** start of Data provided **
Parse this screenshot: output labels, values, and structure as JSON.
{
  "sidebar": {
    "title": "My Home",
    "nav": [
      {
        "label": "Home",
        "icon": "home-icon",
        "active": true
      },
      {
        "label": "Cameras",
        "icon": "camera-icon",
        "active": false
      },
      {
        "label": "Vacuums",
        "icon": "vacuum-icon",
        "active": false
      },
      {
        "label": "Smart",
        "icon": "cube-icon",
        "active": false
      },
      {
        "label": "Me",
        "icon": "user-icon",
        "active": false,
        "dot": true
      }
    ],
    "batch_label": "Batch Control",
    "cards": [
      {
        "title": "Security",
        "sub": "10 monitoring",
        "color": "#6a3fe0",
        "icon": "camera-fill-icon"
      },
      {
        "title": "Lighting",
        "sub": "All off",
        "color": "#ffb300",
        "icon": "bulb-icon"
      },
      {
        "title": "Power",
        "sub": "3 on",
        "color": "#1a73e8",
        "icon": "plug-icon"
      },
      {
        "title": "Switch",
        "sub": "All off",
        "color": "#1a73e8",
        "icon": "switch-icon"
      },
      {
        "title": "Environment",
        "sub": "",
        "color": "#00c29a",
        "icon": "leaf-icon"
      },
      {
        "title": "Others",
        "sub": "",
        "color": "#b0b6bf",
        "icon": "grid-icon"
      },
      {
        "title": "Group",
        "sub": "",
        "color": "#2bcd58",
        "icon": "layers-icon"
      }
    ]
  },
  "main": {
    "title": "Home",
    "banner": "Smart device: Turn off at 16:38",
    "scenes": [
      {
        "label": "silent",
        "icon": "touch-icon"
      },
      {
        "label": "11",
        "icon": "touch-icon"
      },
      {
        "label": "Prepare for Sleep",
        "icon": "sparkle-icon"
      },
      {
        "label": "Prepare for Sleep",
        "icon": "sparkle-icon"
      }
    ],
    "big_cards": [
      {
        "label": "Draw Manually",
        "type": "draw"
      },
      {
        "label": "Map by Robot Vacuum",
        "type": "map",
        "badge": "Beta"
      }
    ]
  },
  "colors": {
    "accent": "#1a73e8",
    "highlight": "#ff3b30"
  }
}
** end of Data provided **
→ Given exercise
Only lines with the word "Smart" should be collected from the material.

→ Answer below
        "label": "Smart",
    "banner": "Smart device: Turn off at 16:38",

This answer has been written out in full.